Task brief: The records below are split into lines. How many of those lines contain the string "name"? Reply with the number only.

[start]

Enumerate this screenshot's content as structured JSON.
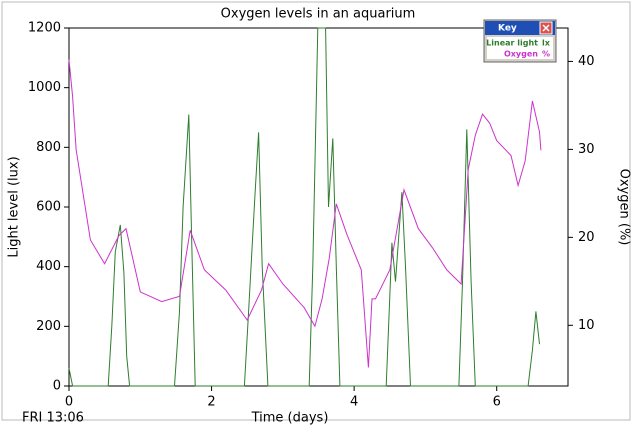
{
  "chart_data": {
    "type": "line",
    "title": "Oxygen levels in an aquarium",
    "x_label": "Time (days)",
    "y_label": "Light level (lux)",
    "y2_label": "Oxygen (%)",
    "timestamp": "FRI 13:06",
    "legend_title": "Key",
    "xlim": [
      0,
      7
    ],
    "xticks": [
      0,
      2,
      4,
      6
    ],
    "ylim": [
      0,
      1200
    ],
    "yticks": [
      0,
      200,
      400,
      600,
      800,
      1000,
      1200
    ],
    "y2lim": [
      3.1,
      43.8
    ],
    "y2ticks": [
      10,
      20,
      30,
      40
    ],
    "series": [
      {
        "name": "Linear light",
        "unit": "lx",
        "color": "#2e7d2e",
        "x": [
          0,
          0.05,
          0.55,
          0.6,
          0.65,
          0.72,
          0.77,
          0.81,
          0.85,
          1.48,
          1.55,
          1.6,
          1.68,
          1.72,
          1.77,
          2.46,
          2.52,
          2.6,
          2.66,
          2.71,
          2.79,
          3.37,
          3.42,
          3.49,
          3.6,
          3.64,
          3.7,
          3.75,
          3.8,
          4.45,
          4.5,
          4.53,
          4.58,
          4.67,
          4.72,
          4.79,
          5.47,
          5.52,
          5.58,
          5.64,
          5.7,
          6.44,
          6.5,
          6.55,
          6.6
        ],
        "values": [
          60,
          0,
          0,
          200,
          450,
          540,
          380,
          100,
          0,
          0,
          250,
          600,
          910,
          500,
          0,
          0,
          250,
          600,
          850,
          400,
          0,
          0,
          400,
          1200,
          1200,
          600,
          830,
          400,
          0,
          0,
          300,
          480,
          350,
          650,
          400,
          0,
          0,
          350,
          860,
          350,
          0,
          0,
          120,
          250,
          140
        ]
      },
      {
        "name": "Oxygen",
        "unit": "%",
        "color": "#cc33cc",
        "axis": "y2",
        "x": [
          0,
          0.05,
          0.1,
          0.3,
          0.5,
          0.7,
          0.8,
          1.0,
          1.3,
          1.55,
          1.7,
          1.9,
          2.2,
          2.5,
          2.7,
          2.8,
          3.0,
          3.3,
          3.45,
          3.55,
          3.65,
          3.75,
          3.9,
          4.1,
          4.2,
          4.25,
          4.3,
          4.5,
          4.7,
          4.9,
          5.1,
          5.3,
          5.5,
          5.6,
          5.7,
          5.8,
          5.9,
          6.0,
          6.2,
          6.3,
          6.4,
          6.5,
          6.6,
          6.62
        ],
        "values": [
          40.2,
          36,
          30,
          19.7,
          17,
          20.2,
          21,
          13.8,
          12.7,
          13.3,
          20.8,
          16.3,
          14,
          10.6,
          14,
          17,
          14.7,
          12,
          9.9,
          13,
          17.6,
          23.8,
          20.3,
          16.3,
          5.2,
          13,
          13,
          16.3,
          25.4,
          21,
          18.8,
          16.3,
          14.7,
          27.7,
          31.6,
          34,
          33,
          31,
          29.3,
          25.9,
          28.7,
          35.5,
          32,
          29.9
        ]
      }
    ]
  }
}
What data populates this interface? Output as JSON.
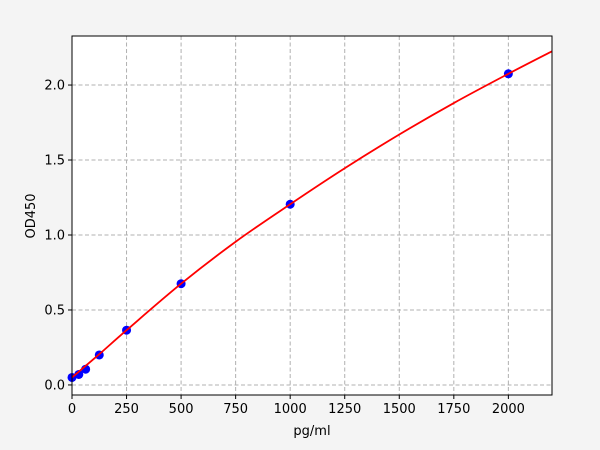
{
  "chart_data": {
    "type": "scatter",
    "title": "",
    "xlabel": "pg/ml",
    "ylabel": "OD450",
    "xlim": [
      0,
      2200
    ],
    "ylim": [
      -0.067,
      2.327
    ],
    "xticks": [
      0,
      250,
      500,
      750,
      1000,
      1250,
      1500,
      1750,
      2000
    ],
    "xtick_labels": [
      "0",
      "250",
      "500",
      "750",
      "1000",
      "1250",
      "1500",
      "1750",
      "2000"
    ],
    "yticks": [
      0.0,
      0.5,
      1.0,
      1.5,
      2.0
    ],
    "ytick_labels": [
      "0.0",
      "0.5",
      "1.0",
      "1.5",
      "2.0"
    ],
    "grid": true,
    "points": {
      "color": "#0000ff",
      "x": [
        0,
        31.25,
        62.5,
        125,
        250,
        500,
        1000,
        2000
      ],
      "y": [
        0.05,
        0.07,
        0.105,
        0.2,
        0.365,
        0.675,
        1.205,
        2.075
      ]
    },
    "fit_curve": {
      "color": "#ff0000",
      "x": [
        0,
        125,
        250,
        500,
        750,
        1000,
        1250,
        1500,
        1750,
        2000,
        2200
      ],
      "y": [
        0.05,
        0.205,
        0.365,
        0.675,
        0.955,
        1.205,
        1.445,
        1.67,
        1.88,
        2.075,
        2.225
      ]
    }
  }
}
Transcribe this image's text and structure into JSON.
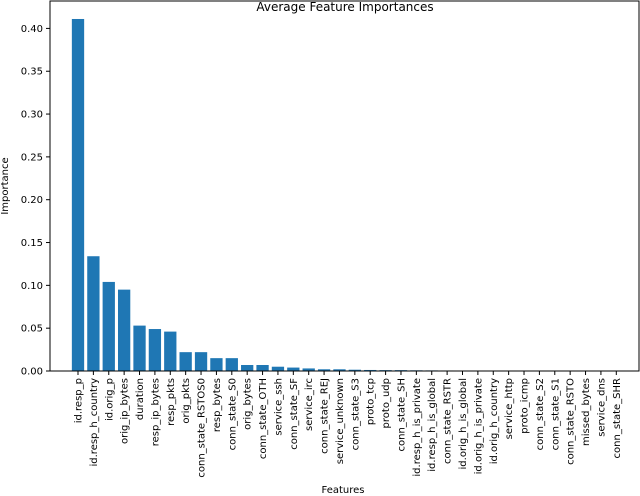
{
  "chart_data": {
    "type": "bar",
    "title": "Average Feature Importances",
    "xlabel": "Features",
    "ylabel": "Importance",
    "ylim": [
      0,
      0.432
    ],
    "yticks": [
      "0.00",
      "0.05",
      "0.10",
      "0.15",
      "0.20",
      "0.25",
      "0.30",
      "0.35",
      "0.40"
    ],
    "grid": false,
    "bar_color": "#1f77b4",
    "categories": [
      "id.resp_p",
      "id.resp_h_country",
      "id.orig_p",
      "orig_ip_bytes",
      "duration",
      "resp_ip_bytes",
      "resp_pkts",
      "orig_pkts",
      "conn_state_RSTOS0",
      "resp_bytes",
      "conn_state_S0",
      "orig_bytes",
      "conn_state_OTH",
      "service_ssh",
      "conn_state_SF",
      "service_irc",
      "conn_state_REJ",
      "service_unknown",
      "conn_state_S3",
      "proto_tcp",
      "proto_udp",
      "conn_state_SH",
      "id.resp_h_is_private",
      "id.resp_h_is_global",
      "conn_state_RSTR",
      "id.orig_h_is_global",
      "id.orig_h_is_private",
      "id.orig_h_country",
      "service_http",
      "proto_icmp",
      "conn_state_S2",
      "conn_state_S1",
      "conn_state_RSTO",
      "missed_bytes",
      "service_dns",
      "conn_state_SHR"
    ],
    "values": [
      0.411,
      0.134,
      0.104,
      0.095,
      0.053,
      0.049,
      0.046,
      0.022,
      0.022,
      0.015,
      0.015,
      0.007,
      0.007,
      0.005,
      0.004,
      0.003,
      0.002,
      0.002,
      0.0015,
      0.0012,
      0.001,
      0.001,
      0.0008,
      0.0007,
      0.0006,
      0.0003,
      0.0003,
      0.0002,
      0.0002,
      0.0001,
      0.0001,
      0.0001,
      5e-05,
      3e-05,
      2e-05,
      1e-05
    ]
  }
}
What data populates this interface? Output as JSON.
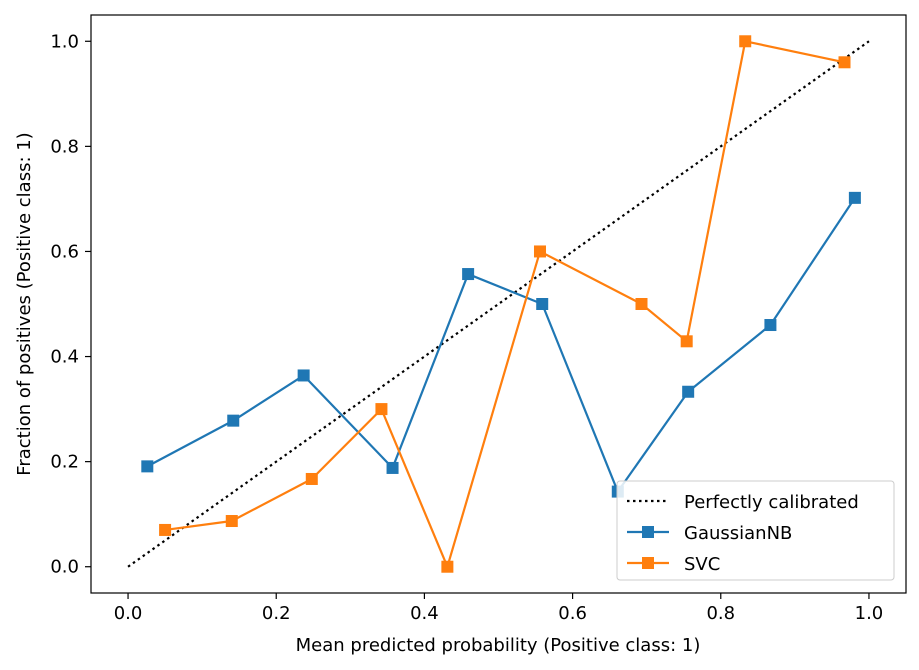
{
  "chart_data": {
    "type": "line",
    "xlabel": "Mean predicted probability (Positive class: 1)",
    "ylabel": "Fraction of positives (Positive class: 1)",
    "xlim": [
      -0.05,
      1.05
    ],
    "ylim": [
      -0.05,
      1.05
    ],
    "xticks": [
      0.0,
      0.2,
      0.4,
      0.6,
      0.8,
      1.0
    ],
    "yticks": [
      0.0,
      0.2,
      0.4,
      0.6,
      0.8,
      1.0
    ],
    "xtick_labels": [
      "0.0",
      "0.2",
      "0.4",
      "0.6",
      "0.8",
      "1.0"
    ],
    "ytick_labels": [
      "0.0",
      "0.2",
      "0.4",
      "0.6",
      "0.8",
      "1.0"
    ],
    "grid": false,
    "legend_position": "lower-right",
    "reference": {
      "name": "Perfectly calibrated",
      "x": [
        0,
        1
      ],
      "y": [
        0,
        1
      ],
      "color": "#000000",
      "style": "dotted"
    },
    "series": [
      {
        "name": "GaussianNB",
        "color": "#1f77b4",
        "marker": "square",
        "x": [
          0.026,
          0.142,
          0.237,
          0.357,
          0.459,
          0.559,
          0.661,
          0.756,
          0.867,
          0.981
        ],
        "y": [
          0.191,
          0.278,
          0.364,
          0.188,
          0.557,
          0.5,
          0.143,
          0.333,
          0.46,
          0.702
        ]
      },
      {
        "name": "SVC",
        "color": "#ff7f0e",
        "marker": "square",
        "x": [
          0.05,
          0.14,
          0.248,
          0.342,
          0.431,
          0.556,
          0.693,
          0.754,
          0.833,
          0.967
        ],
        "y": [
          0.07,
          0.087,
          0.167,
          0.3,
          0.0,
          0.6,
          0.5,
          0.429,
          1.0,
          0.96
        ]
      }
    ]
  }
}
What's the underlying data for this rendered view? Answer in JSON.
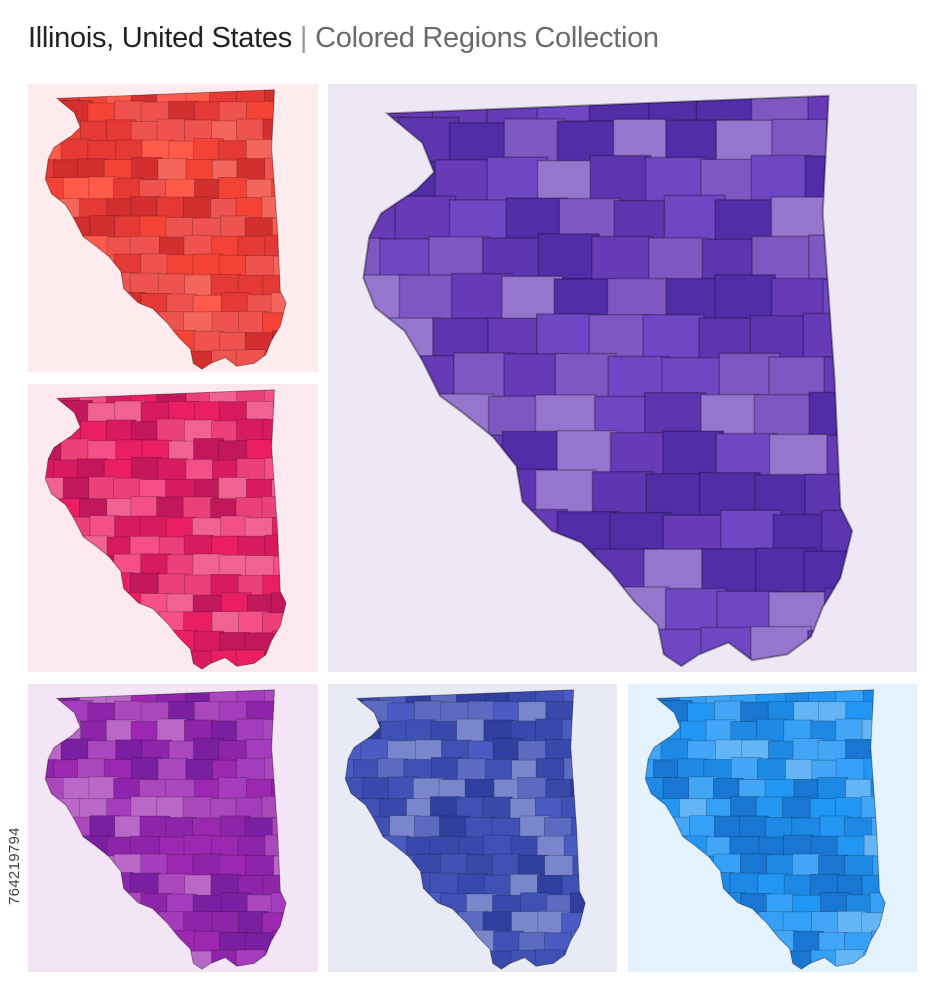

[end]

The reply: 5